# GIVEN TASK
Copy down all of the data underneath, exactly as shown.

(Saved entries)
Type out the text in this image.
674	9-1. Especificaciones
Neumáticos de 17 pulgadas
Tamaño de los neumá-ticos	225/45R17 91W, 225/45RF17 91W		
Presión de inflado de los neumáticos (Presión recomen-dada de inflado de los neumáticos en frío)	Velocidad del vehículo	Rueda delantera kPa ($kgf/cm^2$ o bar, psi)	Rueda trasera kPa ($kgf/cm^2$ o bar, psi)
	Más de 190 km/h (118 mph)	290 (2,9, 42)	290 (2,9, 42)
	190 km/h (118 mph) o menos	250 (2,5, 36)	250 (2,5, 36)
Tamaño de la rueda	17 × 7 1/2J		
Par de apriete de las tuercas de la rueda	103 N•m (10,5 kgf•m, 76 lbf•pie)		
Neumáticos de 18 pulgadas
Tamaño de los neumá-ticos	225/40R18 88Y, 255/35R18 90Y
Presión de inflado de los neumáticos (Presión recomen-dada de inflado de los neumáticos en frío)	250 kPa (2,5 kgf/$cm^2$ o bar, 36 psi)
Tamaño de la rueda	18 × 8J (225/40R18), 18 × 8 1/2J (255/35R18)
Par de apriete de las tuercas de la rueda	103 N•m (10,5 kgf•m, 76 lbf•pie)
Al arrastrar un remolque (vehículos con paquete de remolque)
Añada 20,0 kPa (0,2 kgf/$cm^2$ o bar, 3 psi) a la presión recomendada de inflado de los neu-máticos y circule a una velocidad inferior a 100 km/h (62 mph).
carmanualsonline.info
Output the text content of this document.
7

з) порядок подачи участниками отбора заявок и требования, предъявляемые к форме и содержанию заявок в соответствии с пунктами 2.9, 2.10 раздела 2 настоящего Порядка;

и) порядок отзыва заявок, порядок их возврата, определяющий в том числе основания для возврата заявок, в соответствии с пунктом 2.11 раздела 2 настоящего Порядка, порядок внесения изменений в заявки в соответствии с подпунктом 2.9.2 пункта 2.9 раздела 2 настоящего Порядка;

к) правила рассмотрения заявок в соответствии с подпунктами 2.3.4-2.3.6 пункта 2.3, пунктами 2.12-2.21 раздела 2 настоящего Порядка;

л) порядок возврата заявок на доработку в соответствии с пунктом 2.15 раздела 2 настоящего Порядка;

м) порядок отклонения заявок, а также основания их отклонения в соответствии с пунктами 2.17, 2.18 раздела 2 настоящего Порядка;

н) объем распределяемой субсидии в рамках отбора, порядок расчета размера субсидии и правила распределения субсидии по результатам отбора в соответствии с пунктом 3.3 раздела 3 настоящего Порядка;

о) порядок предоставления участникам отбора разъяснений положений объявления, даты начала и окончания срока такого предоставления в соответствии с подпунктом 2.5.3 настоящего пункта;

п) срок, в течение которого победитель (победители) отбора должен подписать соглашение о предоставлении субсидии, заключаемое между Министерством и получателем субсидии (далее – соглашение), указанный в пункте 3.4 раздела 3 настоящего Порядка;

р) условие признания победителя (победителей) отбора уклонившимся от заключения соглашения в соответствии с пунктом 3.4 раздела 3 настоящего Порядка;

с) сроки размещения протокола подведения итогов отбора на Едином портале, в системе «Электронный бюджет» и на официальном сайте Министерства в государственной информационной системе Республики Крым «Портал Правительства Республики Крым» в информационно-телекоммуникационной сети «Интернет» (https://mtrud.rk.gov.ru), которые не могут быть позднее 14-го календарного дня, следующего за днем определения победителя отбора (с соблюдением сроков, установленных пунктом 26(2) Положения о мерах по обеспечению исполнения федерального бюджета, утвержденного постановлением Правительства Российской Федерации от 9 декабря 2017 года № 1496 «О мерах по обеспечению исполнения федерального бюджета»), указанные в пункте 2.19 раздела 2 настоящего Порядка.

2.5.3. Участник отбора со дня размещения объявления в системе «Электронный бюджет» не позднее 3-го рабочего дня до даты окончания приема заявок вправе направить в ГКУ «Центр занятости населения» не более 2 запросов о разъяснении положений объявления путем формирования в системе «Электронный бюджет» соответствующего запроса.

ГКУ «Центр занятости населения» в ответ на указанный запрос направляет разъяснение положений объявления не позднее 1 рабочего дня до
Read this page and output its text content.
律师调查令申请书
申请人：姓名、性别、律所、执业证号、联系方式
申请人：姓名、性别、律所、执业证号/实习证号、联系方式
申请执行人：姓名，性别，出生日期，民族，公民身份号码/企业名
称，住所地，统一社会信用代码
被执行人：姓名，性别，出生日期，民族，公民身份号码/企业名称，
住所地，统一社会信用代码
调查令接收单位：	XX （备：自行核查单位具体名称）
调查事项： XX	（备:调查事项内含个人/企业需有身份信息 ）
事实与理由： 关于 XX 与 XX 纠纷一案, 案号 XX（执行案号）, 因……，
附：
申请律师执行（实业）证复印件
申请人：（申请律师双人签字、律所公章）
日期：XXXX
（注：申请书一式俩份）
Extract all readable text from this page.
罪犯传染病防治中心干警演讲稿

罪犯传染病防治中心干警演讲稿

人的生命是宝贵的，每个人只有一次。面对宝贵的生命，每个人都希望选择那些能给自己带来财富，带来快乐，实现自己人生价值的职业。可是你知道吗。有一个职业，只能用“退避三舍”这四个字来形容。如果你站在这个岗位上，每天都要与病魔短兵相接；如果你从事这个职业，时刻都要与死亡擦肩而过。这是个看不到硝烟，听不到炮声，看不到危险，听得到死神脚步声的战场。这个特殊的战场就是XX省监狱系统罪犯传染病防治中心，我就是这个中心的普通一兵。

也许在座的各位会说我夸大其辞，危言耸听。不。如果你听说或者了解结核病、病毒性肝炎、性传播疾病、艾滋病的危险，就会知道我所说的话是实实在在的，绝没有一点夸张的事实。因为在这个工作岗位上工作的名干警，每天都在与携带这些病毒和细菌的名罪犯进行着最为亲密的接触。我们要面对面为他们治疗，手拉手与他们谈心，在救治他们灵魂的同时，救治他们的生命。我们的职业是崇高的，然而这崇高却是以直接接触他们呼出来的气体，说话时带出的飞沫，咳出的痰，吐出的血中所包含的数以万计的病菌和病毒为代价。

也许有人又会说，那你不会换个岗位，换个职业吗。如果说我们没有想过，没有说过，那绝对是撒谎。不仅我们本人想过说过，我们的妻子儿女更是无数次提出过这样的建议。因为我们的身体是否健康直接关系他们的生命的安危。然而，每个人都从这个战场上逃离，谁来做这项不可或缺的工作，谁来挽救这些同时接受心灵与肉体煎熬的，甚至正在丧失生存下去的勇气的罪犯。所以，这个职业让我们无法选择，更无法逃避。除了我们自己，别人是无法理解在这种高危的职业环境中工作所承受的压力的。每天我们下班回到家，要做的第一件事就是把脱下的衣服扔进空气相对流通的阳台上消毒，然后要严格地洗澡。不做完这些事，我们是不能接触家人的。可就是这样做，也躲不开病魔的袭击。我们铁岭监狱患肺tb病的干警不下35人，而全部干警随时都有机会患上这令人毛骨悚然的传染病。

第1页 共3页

# EXERCISE OUTPUT
Type out the text in this image.
674	9-1. Especificaciones
Neumáticos de 17 pulgadas
Tamaño de los neumá-ticos	225/45R17 91W, 225/45RF17 91W		
Presión de inflado de los neumáticos (Presión recomen-dada de inflado de los neumáticos en frío)	Velocidad del vehículo	Rueda delantera kPa ($kgf/cm^2$ o bar, psi)	Rueda trasera kPa ($kgf/cm^2$ o bar, psi)
	Más de 190 km/h (118 mph)	290 (2,9, 42)	290 (2,9, 42)
	190 km/h (118 mph) o menos	250 (2,5, 36)	250 (2,5, 36)
Tamaño de la rueda	17 × 7 1/2J		
Par de apriete de las tuercas de la rueda	103 N•m (10,5 kgf•m, 76 lbf•pie)		
Neumáticos de 18 pulgadas
Tamaño de los neumá-ticos	225/40R18 88Y, 255/35R18 90Y
Presión de inflado de los neumáticos (Presión recomen-dada de inflado de los neumáticos en frío)	250 kPa (2,5 kgf/$cm^2$ o bar, 36 psi)
Tamaño de la rueda	18 × 8J (225/40R18), 18 × 8 1/2J (255/35R18)
Par de apriete de las tuercas de la rueda	103 N•m (10,5 kgf•m, 76 lbf•pie)
Al arrastrar un remolque (vehículos con paquete de remolque)
Añada 20,0 kPa (0,2 kgf/$cm^2$ o bar, 3 psi) a la presión recomendada de inflado de los neu-máticos y circule a una velocidad inferior a 100 km/h (62 mph).
carmanualsonline.info
Output the text content of this document.
7

з) порядок подачи участниками отбора заявок и требования, предъявляемые к форме и содержанию заявок в соответствии с пунктами 2.9, 2.10 раздела 2 настоящего Порядка;

и) порядок отзыва заявок, порядок их возврата, определяющий в том числе основания для возврата заявок, в соответствии с пунктом 2.11 раздела 2 настоящего Порядка, порядок внесения изменений в заявки в соответствии с подпунктом 2.9.2 пункта 2.9 раздела 2 настоящего Порядка;

к) правила рассмотрения заявок в соответствии с подпунктами 2.3.4-2.3.6 пункта 2.3, пунктами 2.12-2.21 раздела 2 настоящего Порядка;

л) порядок возврата заявок на доработку в соответствии с пунктом 2.15 раздела 2 настоящего Порядка;

м) порядок отклонения заявок, а также основания их отклонения в соответствии с пунктами 2.17, 2.18 раздела 2 настоящего Порядка;

н) объем распределяемой субсидии в рамках отбора, порядок расчета размера субсидии и правила распределения субсидии по результатам отбора в соответствии с пунктом 3.3 раздела 3 настоящего Порядка;

о) порядок предоставления участникам отбора разъяснений положений объявления, даты начала и окончания срока такого предоставления в соответствии с подпунктом 2.5.3 настоящего пункта;

п) срок, в течение которого победитель (победители) отбора должен подписать соглашение о предоставлении субсидии, заключаемое между Министерством и получателем субсидии (далее – соглашение), указанный в пункте 3.4 раздела 3 настоящего Порядка;

р) условие признания победителя (победителей) отбора уклонившимся от заключения соглашения в соответствии с пунктом 3.4 раздела 3 настоящего Порядка;

с) сроки размещения протокола подведения итогов отбора на Едином портале, в системе «Электронный бюджет» и на официальном сайте Министерства в государственной информационной системе Республики Крым «Портал Правительства Республики Крым» в информационно-телекоммуникационной сети «Интернет» (https://mtrud.rk.gov.ru), которые не могут быть позднее 14-го календарного дня, следующего за днем определения победителя отбора (с соблюдением сроков, установленных пунктом 26(2) Положения о мерах по обеспечению исполнения федерального бюджета, утвержденного постановлением Правительства Российской Федерации от 9 декабря 2017 года № 1496 «О мерах по обеспечению исполнения федерального бюджета»), указанные в пункте 2.19 раздела 2 настоящего Порядка.

2.5.3. Участник отбора со дня размещения объявления в системе «Электронный бюджет» не позднее 3-го рабочего дня до даты окончания приема заявок вправе направить в ГКУ «Центр занятости населения» не более 2 запросов о разъяснении положений объявления путем формирования в системе «Электронный бюджет» соответствующего запроса.

ГКУ «Центр занятости населения» в ответ на указанный запрос направляет разъяснение положений объявления не позднее 1 рабочего дня до
Read this page and output its text content.
律师调查令申请书
申请人：姓名、性别、律所、执业证号、联系方式
申请人：姓名、性别、律所、执业证号/实习证号、联系方式
申请执行人：姓名，性别，出生日期，民族，公民身份号码/企业名
称，住所地，统一社会信用代码
被执行人：姓名，性别，出生日期，民族，公民身份号码/企业名称，
住所地，统一社会信用代码
调查令接收单位：	XX （备：自行核查单位具体名称）
调查事项： XX	（备:调查事项内含个人/企业需有身份信息 ）
事实与理由： 关于 XX 与 XX 纠纷一案, 案号 XX（执行案号）, 因……，
附：
申请律师执行（实业）证复印件
申请人：（申请律师双人签字、律所公章）
日期：XXXX
（注：申请书一式俩份）
Extract all readable text from this page.
罪犯传染病防治中心干警演讲稿

罪犯传染病防治中心干警演讲稿

人的生命是宝贵的，每个人只有一次。面对宝贵的生命，每个人都希望选择那些能给自己带来财富，带来快乐，实现自己人生价值的职业。可是你知道吗。有一个职业，只能用“退避三舍”这四个字来形容。如果你站在这个岗位上，每天都要与病魔短兵相接；如果你从事这个职业，时刻都要与死亡擦肩而过。这是个看不到硝烟，听不到炮声，看不到危险，听得到死神脚步声的战场。这个特殊的战场就是XX省监狱系统罪犯传染病防治中心，我就是这个中心的普通一兵。

也许在座的各位会说我夸大其辞，危言耸听。不。如果你听说或者了解结核病、病毒性肝炎、性传播疾病、艾滋病的危险，就会知道我所说的话是实实在在的，绝没有一点夸张的事实。因为在这个工作岗位上工作的名干警，每天都在与携带这些病毒和细菌的名罪犯进行着最为亲密的接触。我们要面对面为他们治疗，手拉手与他们谈心，在救治他们灵魂的同时，救治他们的生命。我们的职业是崇高的，然而这崇高却是以直接接触他们呼出来的气体，说话时带出的飞沫，咳出的痰，吐出的血中所包含的数以万计的病菌和病毒为代价。

也许有人又会说，那你不会换个岗位，换个职业吗。如果说我们没有想过，没有说过，那绝对是撒谎。不仅我们本人想过说过，我们的妻子儿女更是无数次提出过这样的建议。因为我们的身体是否健康直接关系他们的生命的安危。然而，每个人都从这个战场上逃离，谁来做这项不可或缺的工作，谁来挽救这些同时接受心灵与肉体煎熬的，甚至正在丧失生存下去的勇气的罪犯。所以，这个职业让我们无法选择，更无法逃避。除了我们自己，别人是无法理解在这种高危的职业环境中工作所承受的压力的。每天我们下班回到家，要做的第一件事就是把脱下的衣服扔进空气相对流通的阳台上消毒，然后要严格地洗澡。不做完这些事，我们是不能接触家人的。可就是这样做，也躲不开病魔的袭击。我们铁岭监狱患肺tb病的干警不下35人，而全部干警随时都有机会患上这令人毛骨悚然的传染病。

第1页 共3页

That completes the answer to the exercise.